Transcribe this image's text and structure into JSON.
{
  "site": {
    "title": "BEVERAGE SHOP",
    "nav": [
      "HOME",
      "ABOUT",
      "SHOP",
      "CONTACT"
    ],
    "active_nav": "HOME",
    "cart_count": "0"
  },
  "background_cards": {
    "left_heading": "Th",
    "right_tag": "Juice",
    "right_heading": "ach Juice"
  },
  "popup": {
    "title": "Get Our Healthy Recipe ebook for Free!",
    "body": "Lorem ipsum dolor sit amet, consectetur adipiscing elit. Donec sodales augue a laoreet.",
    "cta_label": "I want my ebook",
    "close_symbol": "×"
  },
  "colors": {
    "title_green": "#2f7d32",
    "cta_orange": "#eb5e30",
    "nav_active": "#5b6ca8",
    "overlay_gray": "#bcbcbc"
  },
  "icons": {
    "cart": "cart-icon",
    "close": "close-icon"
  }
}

• • • •

▶ What to produce
Repeat every line of the records above exactly.

▶ Written answer
Transcribe this image's text and structure into JSON.
{
  "site": {
    "title": "BEVERAGE SHOP",
    "nav": [
      "HOME",
      "ABOUT",
      "SHOP",
      "CONTACT"
    ],
    "active_nav": "HOME",
    "cart_count": "0"
  },
  "background_cards": {
    "left_heading": "Th",
    "right_tag": "Juice",
    "right_heading": "ach Juice"
  },
  "popup": {
    "title": "Get Our Healthy Recipe ebook for Free!",
    "body": "Lorem ipsum dolor sit amet, consectetur adipiscing elit. Donec sodales augue a laoreet.",
    "cta_label": "I want my ebook",
    "close_symbol": "×"
  },
  "colors": {
    "title_green": "#2f7d32",
    "cta_orange": "#eb5e30",
    "nav_active": "#5b6ca8",
    "overlay_gray": "#bcbcbc"
  },
  "icons": {
    "cart": "cart-icon",
    "close": "close-icon"
  }
}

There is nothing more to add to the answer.